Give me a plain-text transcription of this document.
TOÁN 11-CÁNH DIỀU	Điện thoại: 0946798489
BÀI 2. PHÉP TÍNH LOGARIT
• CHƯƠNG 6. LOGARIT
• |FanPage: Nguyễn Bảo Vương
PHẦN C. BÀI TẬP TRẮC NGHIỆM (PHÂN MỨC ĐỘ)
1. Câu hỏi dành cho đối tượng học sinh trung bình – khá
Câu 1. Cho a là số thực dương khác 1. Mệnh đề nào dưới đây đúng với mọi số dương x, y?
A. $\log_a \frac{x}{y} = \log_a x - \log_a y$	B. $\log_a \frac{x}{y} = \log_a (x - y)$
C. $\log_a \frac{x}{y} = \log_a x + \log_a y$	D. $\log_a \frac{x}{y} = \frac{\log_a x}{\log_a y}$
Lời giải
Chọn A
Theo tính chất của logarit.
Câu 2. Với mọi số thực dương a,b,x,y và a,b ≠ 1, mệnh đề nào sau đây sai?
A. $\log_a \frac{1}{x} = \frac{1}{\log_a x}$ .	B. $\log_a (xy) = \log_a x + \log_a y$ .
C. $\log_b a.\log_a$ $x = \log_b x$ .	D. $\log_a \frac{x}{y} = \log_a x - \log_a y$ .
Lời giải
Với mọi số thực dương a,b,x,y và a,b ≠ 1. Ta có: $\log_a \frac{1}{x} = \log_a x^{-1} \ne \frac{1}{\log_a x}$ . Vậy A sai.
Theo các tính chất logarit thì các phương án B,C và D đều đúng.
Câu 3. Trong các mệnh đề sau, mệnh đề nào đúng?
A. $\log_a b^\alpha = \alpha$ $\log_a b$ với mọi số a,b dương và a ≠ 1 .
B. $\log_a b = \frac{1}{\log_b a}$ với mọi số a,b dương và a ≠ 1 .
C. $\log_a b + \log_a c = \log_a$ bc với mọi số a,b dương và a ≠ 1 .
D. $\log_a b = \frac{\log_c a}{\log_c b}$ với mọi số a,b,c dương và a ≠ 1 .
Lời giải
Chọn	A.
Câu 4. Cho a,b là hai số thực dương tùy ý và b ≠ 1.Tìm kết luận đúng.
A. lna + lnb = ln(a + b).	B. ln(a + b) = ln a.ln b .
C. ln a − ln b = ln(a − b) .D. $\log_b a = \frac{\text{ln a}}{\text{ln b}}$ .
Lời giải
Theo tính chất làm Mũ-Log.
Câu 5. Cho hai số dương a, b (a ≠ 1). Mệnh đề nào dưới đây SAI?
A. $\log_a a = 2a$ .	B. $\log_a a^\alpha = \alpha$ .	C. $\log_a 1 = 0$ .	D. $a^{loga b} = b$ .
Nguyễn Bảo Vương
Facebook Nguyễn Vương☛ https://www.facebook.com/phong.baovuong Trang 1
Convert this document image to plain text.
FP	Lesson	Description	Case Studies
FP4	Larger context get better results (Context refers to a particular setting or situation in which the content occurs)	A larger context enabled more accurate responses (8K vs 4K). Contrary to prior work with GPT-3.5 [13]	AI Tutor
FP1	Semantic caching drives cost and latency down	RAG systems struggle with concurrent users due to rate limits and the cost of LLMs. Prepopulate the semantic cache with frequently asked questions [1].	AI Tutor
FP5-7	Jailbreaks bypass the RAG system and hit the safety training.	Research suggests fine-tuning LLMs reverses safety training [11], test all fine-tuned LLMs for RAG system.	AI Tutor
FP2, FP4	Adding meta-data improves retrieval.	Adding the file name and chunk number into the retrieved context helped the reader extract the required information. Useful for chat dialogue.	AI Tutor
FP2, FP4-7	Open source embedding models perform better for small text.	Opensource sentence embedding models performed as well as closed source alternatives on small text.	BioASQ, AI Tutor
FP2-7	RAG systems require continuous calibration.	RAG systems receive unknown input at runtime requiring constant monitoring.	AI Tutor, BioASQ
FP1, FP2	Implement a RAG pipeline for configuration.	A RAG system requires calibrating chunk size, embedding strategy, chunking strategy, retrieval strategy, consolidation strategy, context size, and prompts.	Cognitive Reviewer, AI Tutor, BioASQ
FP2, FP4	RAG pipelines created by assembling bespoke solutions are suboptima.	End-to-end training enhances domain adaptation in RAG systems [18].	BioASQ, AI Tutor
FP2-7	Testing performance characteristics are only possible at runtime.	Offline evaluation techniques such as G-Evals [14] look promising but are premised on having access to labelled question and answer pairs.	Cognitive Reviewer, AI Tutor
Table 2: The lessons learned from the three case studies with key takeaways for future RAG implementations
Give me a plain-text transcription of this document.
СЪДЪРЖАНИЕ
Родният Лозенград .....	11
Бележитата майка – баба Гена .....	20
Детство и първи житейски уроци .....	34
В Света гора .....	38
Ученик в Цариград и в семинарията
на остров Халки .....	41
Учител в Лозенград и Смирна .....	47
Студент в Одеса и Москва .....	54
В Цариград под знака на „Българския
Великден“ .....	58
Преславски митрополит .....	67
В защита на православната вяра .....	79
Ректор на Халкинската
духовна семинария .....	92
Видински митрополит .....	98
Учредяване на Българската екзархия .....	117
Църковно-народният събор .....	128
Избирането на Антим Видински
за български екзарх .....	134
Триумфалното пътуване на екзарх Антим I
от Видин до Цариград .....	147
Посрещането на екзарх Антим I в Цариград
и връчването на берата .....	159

* _EXERCISE AIM_
In the lines above, locate the string "training". Copy every line where it occurs.

* _TASK ANSWER_
FP5-7	Jailbreaks bypass the RAG system and hit the safety training.	Research suggests fine-tuning LLMs reverses safety training [11], test all fine-tuned LLMs for RAG system.	AI Tutor
FP2, FP4	RAG pipelines created by assembling bespoke solutions are suboptima.	End-to-end training enhances domain adaptation in RAG systems [18].	BioASQ, AI Tutor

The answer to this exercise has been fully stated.